Epoch 1, Loss: 1.3681
Epoch 2, Loss: 1.2124
Epoch 3, Loss: 1.1268
Epoch 4, Loss: 1.0730
Epoch 5, Loss: 1.0362


---
## IV. TensorFlow Functions and Graphs

Using `@tf.function` to compile Python functions into high-performance graphs.

In [18]:
# Example of a compiled function with @tf.function
@tf.function
def f(x, y):
    if x < y:
        return x * y
    else:
        return x + y

print("f(2, 3):", f(2, 3))
print("f(5, 1):", f(5, 1))

f(2, 3): tf.Tensor(6, shape=(), dtype=int32)
f(5, 1): tf.Tensor(6, shape=(), dtype=int32)


---
## Summary

| Feature | Use Case |
| --- | --- |
| Tensors & Variables | Core data types, high performance, mutability |
| Custom Layers & Models | Reusable, modular components |
| Autodiff | Automatic gradient calculation |
| Custom Training Loops | Full control over training process |
| @tf.function | Accelerated execution via graphs |
| Custom Losses & Metrics | Tailored objectives and evaluation |

Feel free to experiment with these techniques to build and train sophisticated models!

---
## Exercises to Try

1. Implement **Poisson or Huber loss** and visualize with sample data.
2. Create a **parameterized custom layer** with regularization or constraints.
3. Build a custom metric like cosine similarity and include in `model.compile`.
4. Write a **training loop** for MNIST instead of `model.fit`.
5. Wrap functions with `@tf.function` and compare Eager vs Graph execution.

*Raw data*
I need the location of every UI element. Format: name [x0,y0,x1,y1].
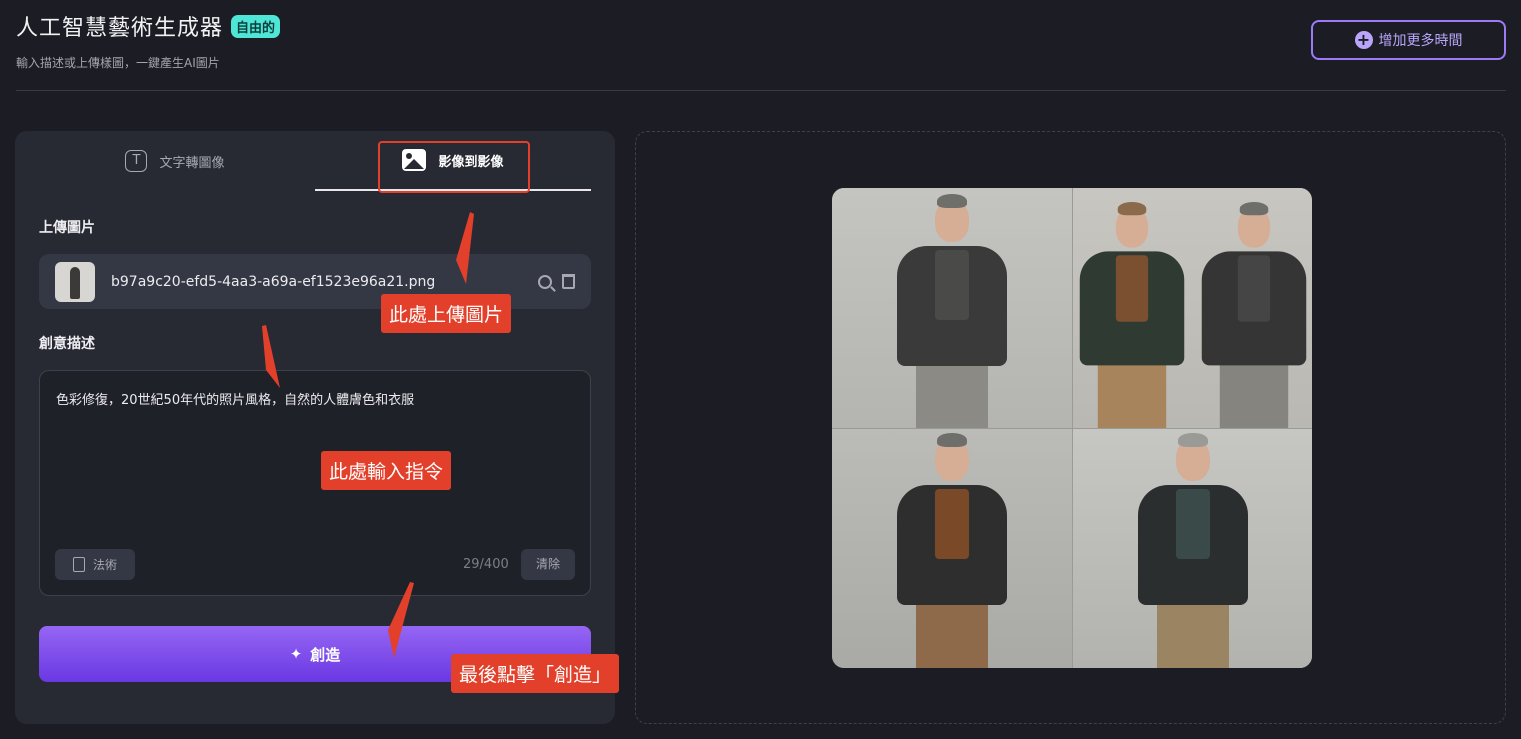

*Exercise goal*
Answer from the TensorFlow text, one answer per line, numbered to match:
1. What loss is reported for epoch 5?
2. What output is printed for f(2, 3)?
3. What use case does the summary table give for Autodiff?

*Response for this exercise*
1. 1.0362
2. tf.Tensor(6, shape=(), dtype=int32)
3. Automatic gradient calculation